→ **Directions for this task**: Each entry below is to be written out exactly, and the pictures are to be left out.

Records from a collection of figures
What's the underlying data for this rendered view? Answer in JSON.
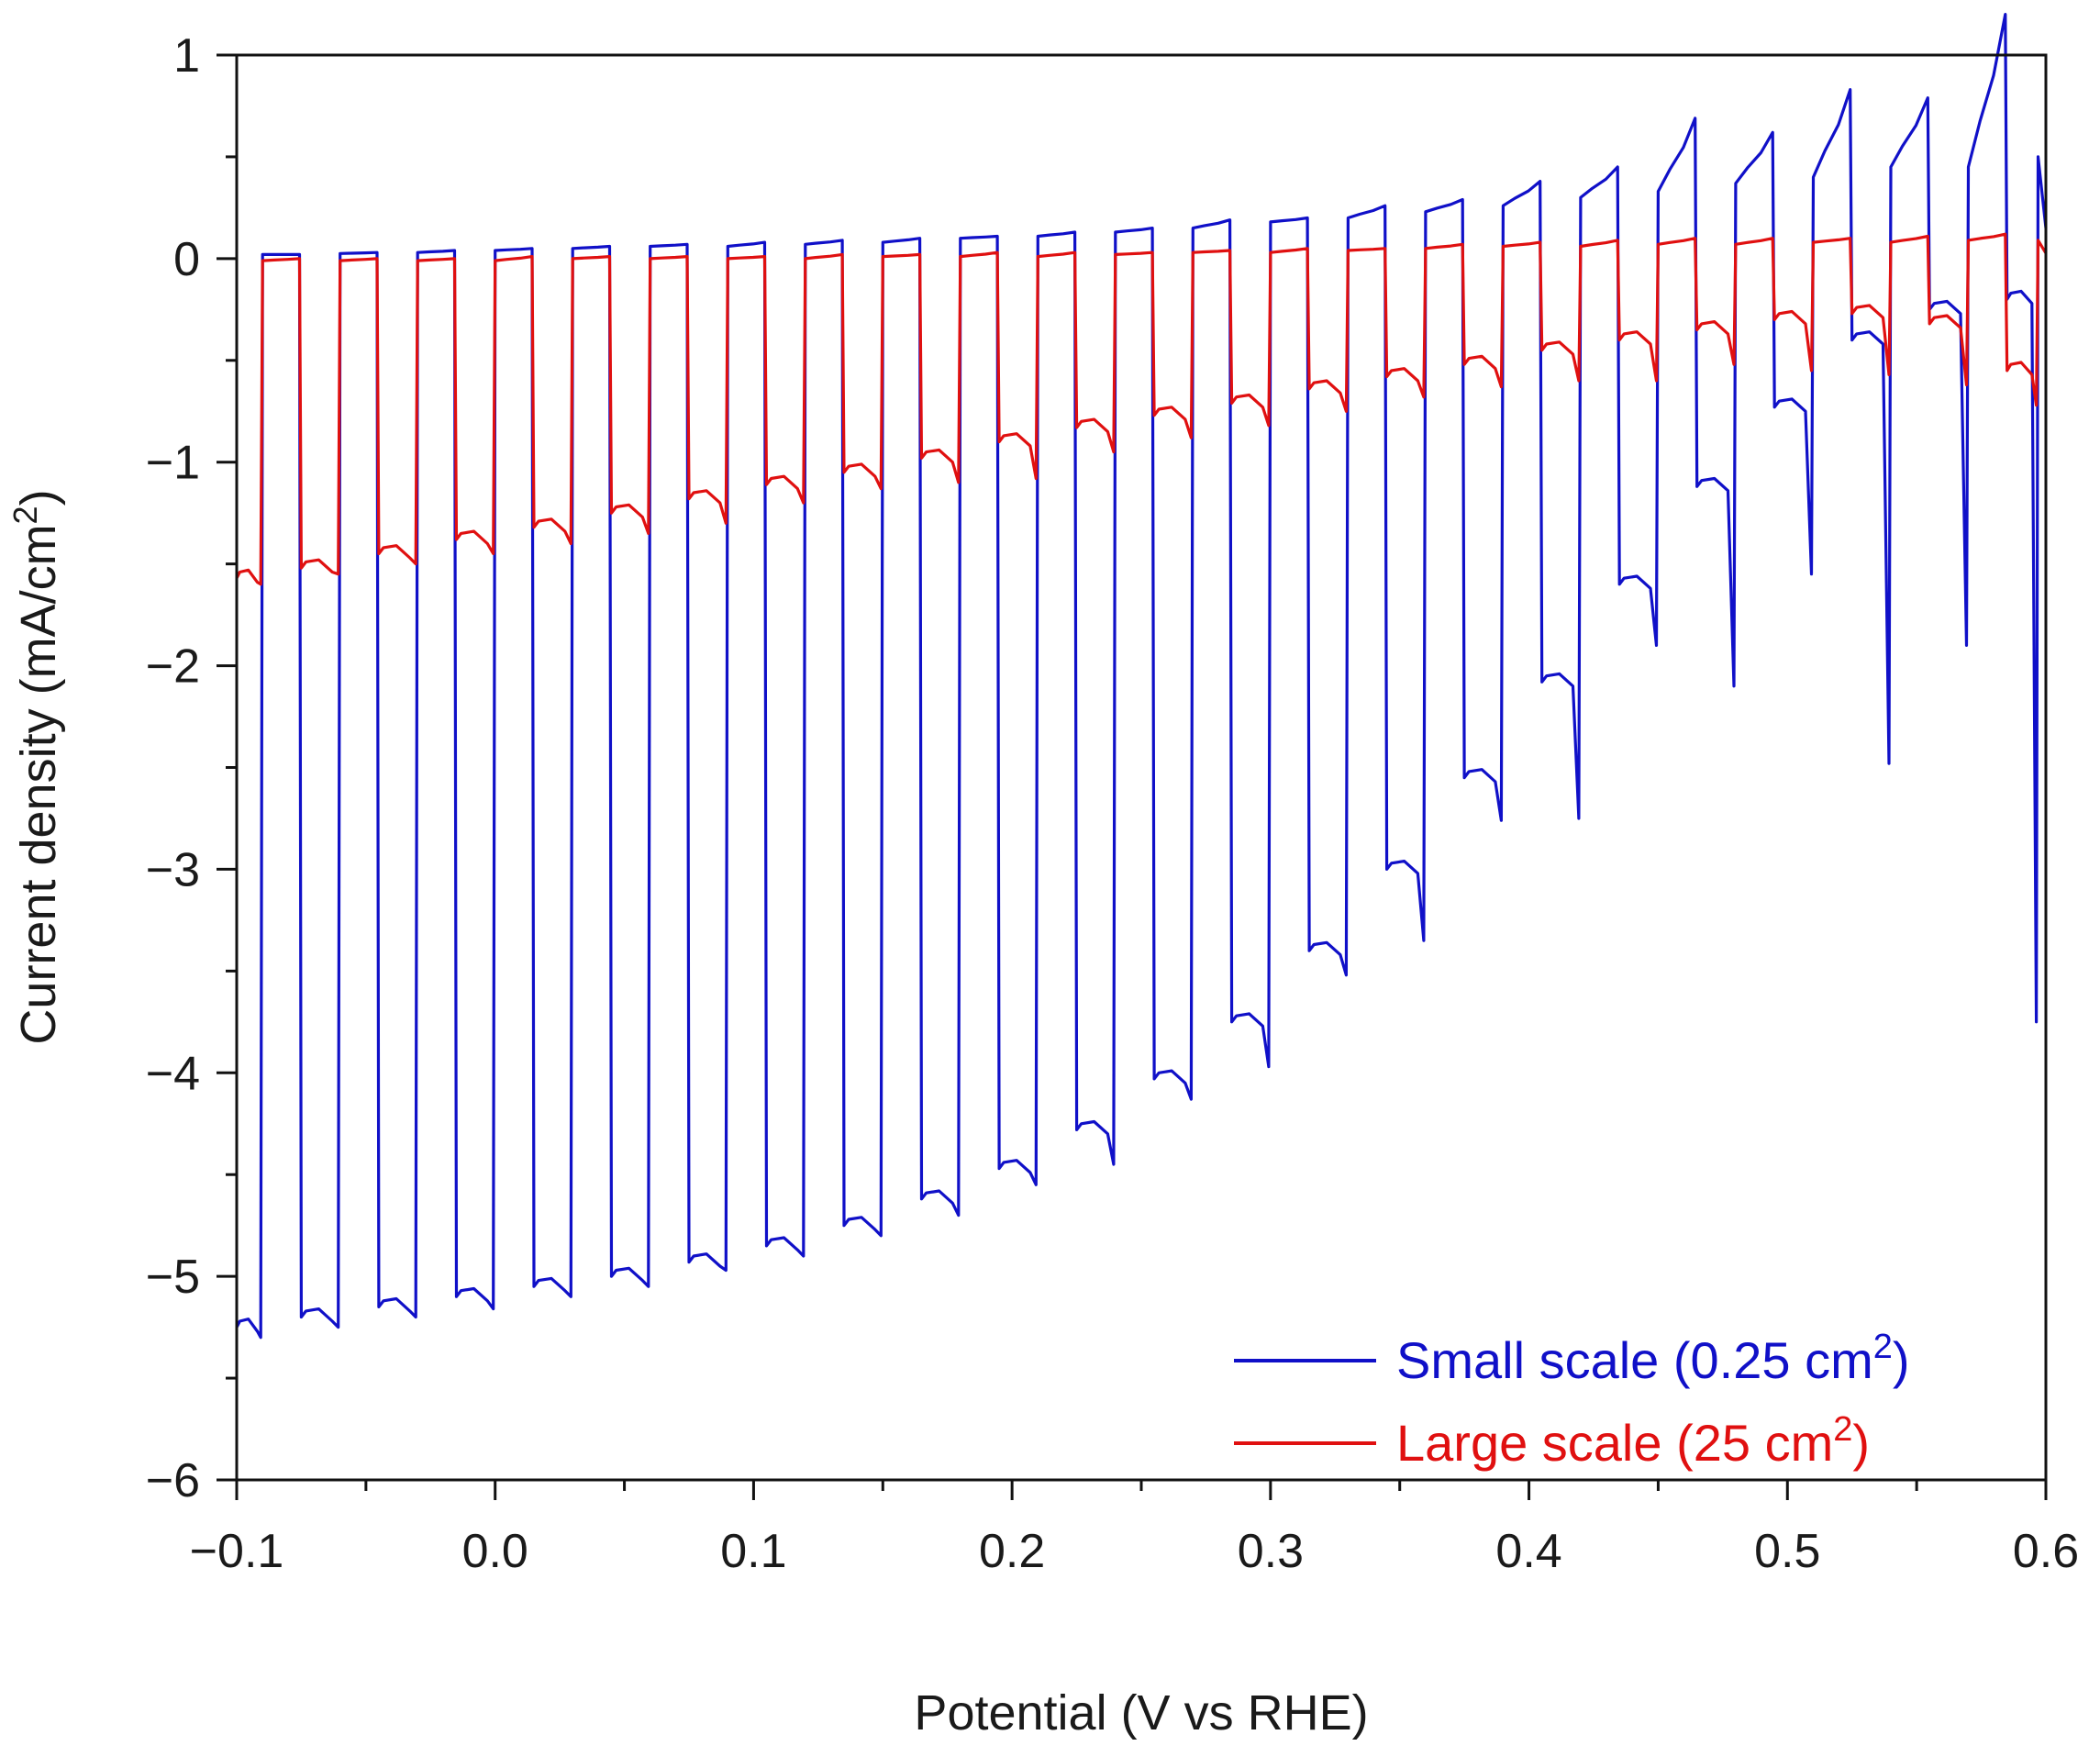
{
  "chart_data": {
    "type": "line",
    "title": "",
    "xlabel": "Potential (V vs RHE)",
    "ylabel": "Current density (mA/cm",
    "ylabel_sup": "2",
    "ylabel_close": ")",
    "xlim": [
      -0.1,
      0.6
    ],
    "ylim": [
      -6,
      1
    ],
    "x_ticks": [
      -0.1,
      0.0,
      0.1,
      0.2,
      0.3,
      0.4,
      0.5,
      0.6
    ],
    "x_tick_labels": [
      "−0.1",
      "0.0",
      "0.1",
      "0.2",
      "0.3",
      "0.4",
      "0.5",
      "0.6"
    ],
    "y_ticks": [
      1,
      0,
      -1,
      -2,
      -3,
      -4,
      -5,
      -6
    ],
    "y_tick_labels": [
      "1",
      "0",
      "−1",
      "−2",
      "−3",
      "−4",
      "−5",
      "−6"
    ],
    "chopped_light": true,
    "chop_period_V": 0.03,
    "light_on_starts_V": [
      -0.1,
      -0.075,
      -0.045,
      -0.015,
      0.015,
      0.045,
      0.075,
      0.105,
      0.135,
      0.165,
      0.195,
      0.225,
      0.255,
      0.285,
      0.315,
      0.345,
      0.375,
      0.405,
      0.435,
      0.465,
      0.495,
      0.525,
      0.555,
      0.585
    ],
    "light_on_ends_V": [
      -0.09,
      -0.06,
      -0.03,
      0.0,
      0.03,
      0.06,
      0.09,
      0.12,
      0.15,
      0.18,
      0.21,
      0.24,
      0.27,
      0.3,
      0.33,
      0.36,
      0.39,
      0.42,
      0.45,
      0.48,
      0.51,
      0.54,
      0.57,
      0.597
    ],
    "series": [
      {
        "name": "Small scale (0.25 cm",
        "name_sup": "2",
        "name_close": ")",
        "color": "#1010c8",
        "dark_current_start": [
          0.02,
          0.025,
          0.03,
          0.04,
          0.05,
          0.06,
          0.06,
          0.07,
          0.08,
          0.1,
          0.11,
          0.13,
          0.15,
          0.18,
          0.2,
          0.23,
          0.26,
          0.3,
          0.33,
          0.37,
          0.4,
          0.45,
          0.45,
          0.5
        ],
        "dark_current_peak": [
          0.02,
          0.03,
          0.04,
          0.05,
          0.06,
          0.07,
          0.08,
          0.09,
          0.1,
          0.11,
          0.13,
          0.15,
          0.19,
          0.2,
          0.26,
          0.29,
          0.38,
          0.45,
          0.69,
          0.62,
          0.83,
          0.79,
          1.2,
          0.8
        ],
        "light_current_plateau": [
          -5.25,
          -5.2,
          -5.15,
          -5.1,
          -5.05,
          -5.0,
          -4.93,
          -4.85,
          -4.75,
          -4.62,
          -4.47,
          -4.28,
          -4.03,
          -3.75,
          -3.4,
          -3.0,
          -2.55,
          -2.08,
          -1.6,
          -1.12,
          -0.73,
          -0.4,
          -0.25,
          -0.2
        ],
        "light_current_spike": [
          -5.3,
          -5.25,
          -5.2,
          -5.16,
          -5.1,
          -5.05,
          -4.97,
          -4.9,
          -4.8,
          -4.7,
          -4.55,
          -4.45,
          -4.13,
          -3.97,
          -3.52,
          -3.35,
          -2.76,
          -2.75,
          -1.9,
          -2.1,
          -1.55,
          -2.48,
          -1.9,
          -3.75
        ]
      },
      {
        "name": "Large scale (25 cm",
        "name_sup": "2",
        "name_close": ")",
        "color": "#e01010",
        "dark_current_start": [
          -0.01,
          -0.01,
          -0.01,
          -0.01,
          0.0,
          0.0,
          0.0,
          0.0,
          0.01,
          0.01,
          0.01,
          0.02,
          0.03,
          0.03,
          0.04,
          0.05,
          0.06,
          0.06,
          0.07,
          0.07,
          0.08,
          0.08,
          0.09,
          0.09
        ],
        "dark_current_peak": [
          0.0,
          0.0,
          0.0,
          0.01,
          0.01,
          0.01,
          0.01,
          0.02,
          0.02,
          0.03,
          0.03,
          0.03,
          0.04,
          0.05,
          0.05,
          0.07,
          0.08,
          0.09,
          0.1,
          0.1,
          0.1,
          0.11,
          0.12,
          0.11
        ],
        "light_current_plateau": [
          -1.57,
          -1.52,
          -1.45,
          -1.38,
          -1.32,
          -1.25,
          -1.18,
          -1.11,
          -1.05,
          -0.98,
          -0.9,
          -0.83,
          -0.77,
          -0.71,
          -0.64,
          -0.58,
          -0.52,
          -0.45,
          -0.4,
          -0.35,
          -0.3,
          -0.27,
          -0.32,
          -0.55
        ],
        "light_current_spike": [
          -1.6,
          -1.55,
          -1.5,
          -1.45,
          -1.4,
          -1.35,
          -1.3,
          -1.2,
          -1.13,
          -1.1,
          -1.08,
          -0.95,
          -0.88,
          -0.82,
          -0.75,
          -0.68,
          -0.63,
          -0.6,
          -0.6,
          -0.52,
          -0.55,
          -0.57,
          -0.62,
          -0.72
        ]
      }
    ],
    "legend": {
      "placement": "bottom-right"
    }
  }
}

→ **Response to the exercise**:
What's the underlying data for this rendered view? Answer in JSON.
{
  "chart_data": {
    "type": "line",
    "title": "",
    "xlabel": "Potential (V vs RHE)",
    "ylabel": "Current density (mA/cm",
    "ylabel_sup": "2",
    "ylabel_close": ")",
    "xlim": [
      -0.1,
      0.6
    ],
    "ylim": [
      -6,
      1
    ],
    "x_ticks": [
      -0.1,
      0.0,
      0.1,
      0.2,
      0.3,
      0.4,
      0.5,
      0.6
    ],
    "x_tick_labels": [
      "−0.1",
      "0.0",
      "0.1",
      "0.2",
      "0.3",
      "0.4",
      "0.5",
      "0.6"
    ],
    "y_ticks": [
      1,
      0,
      -1,
      -2,
      -3,
      -4,
      -5,
      -6
    ],
    "y_tick_labels": [
      "1",
      "0",
      "−1",
      "−2",
      "−3",
      "−4",
      "−5",
      "−6"
    ],
    "chopped_light": true,
    "chop_period_V": 0.03,
    "light_on_starts_V": [
      -0.1,
      -0.075,
      -0.045,
      -0.015,
      0.015,
      0.045,
      0.075,
      0.105,
      0.135,
      0.165,
      0.195,
      0.225,
      0.255,
      0.285,
      0.315,
      0.345,
      0.375,
      0.405,
      0.435,
      0.465,
      0.495,
      0.525,
      0.555,
      0.585
    ],
    "light_on_ends_V": [
      -0.09,
      -0.06,
      -0.03,
      0.0,
      0.03,
      0.06,
      0.09,
      0.12,
      0.15,
      0.18,
      0.21,
      0.24,
      0.27,
      0.3,
      0.33,
      0.36,
      0.39,
      0.42,
      0.45,
      0.48,
      0.51,
      0.54,
      0.57,
      0.597
    ],
    "series": [
      {
        "name": "Small scale (0.25 cm",
        "name_sup": "2",
        "name_close": ")",
        "color": "#1010c8",
        "dark_current_start": [
          0.02,
          0.025,
          0.03,
          0.04,
          0.05,
          0.06,
          0.06,
          0.07,
          0.08,
          0.1,
          0.11,
          0.13,
          0.15,
          0.18,
          0.2,
          0.23,
          0.26,
          0.3,
          0.33,
          0.37,
          0.4,
          0.45,
          0.45,
          0.5
        ],
        "dark_current_peak": [
          0.02,
          0.03,
          0.04,
          0.05,
          0.06,
          0.07,
          0.08,
          0.09,
          0.1,
          0.11,
          0.13,
          0.15,
          0.19,
          0.2,
          0.26,
          0.29,
          0.38,
          0.45,
          0.69,
          0.62,
          0.83,
          0.79,
          1.2,
          0.8
        ],
        "light_current_plateau": [
          -5.25,
          -5.2,
          -5.15,
          -5.1,
          -5.05,
          -5.0,
          -4.93,
          -4.85,
          -4.75,
          -4.62,
          -4.47,
          -4.28,
          -4.03,
          -3.75,
          -3.4,
          -3.0,
          -2.55,
          -2.08,
          -1.6,
          -1.12,
          -0.73,
          -0.4,
          -0.25,
          -0.2
        ],
        "light_current_spike": [
          -5.3,
          -5.25,
          -5.2,
          -5.16,
          -5.1,
          -5.05,
          -4.97,
          -4.9,
          -4.8,
          -4.7,
          -4.55,
          -4.45,
          -4.13,
          -3.97,
          -3.52,
          -3.35,
          -2.76,
          -2.75,
          -1.9,
          -2.1,
          -1.55,
          -2.48,
          -1.9,
          -3.75
        ]
      },
      {
        "name": "Large scale (25 cm",
        "name_sup": "2",
        "name_close": ")",
        "color": "#e01010",
        "dark_current_start": [
          -0.01,
          -0.01,
          -0.01,
          -0.01,
          0.0,
          0.0,
          0.0,
          0.0,
          0.01,
          0.01,
          0.01,
          0.02,
          0.03,
          0.03,
          0.04,
          0.05,
          0.06,
          0.06,
          0.07,
          0.07,
          0.08,
          0.08,
          0.09,
          0.09
        ],
        "dark_current_peak": [
          0.0,
          0.0,
          0.0,
          0.01,
          0.01,
          0.01,
          0.01,
          0.02,
          0.02,
          0.03,
          0.03,
          0.03,
          0.04,
          0.05,
          0.05,
          0.07,
          0.08,
          0.09,
          0.1,
          0.1,
          0.1,
          0.11,
          0.12,
          0.11
        ],
        "light_current_plateau": [
          -1.57,
          -1.52,
          -1.45,
          -1.38,
          -1.32,
          -1.25,
          -1.18,
          -1.11,
          -1.05,
          -0.98,
          -0.9,
          -0.83,
          -0.77,
          -0.71,
          -0.64,
          -0.58,
          -0.52,
          -0.45,
          -0.4,
          -0.35,
          -0.3,
          -0.27,
          -0.32,
          -0.55
        ],
        "light_current_spike": [
          -1.6,
          -1.55,
          -1.5,
          -1.45,
          -1.4,
          -1.35,
          -1.3,
          -1.2,
          -1.13,
          -1.1,
          -1.08,
          -0.95,
          -0.88,
          -0.82,
          -0.75,
          -0.68,
          -0.63,
          -0.6,
          -0.6,
          -0.52,
          -0.55,
          -0.57,
          -0.62,
          -0.72
        ]
      }
    ],
    "legend": {
      "placement": "bottom-right"
    }
  }
}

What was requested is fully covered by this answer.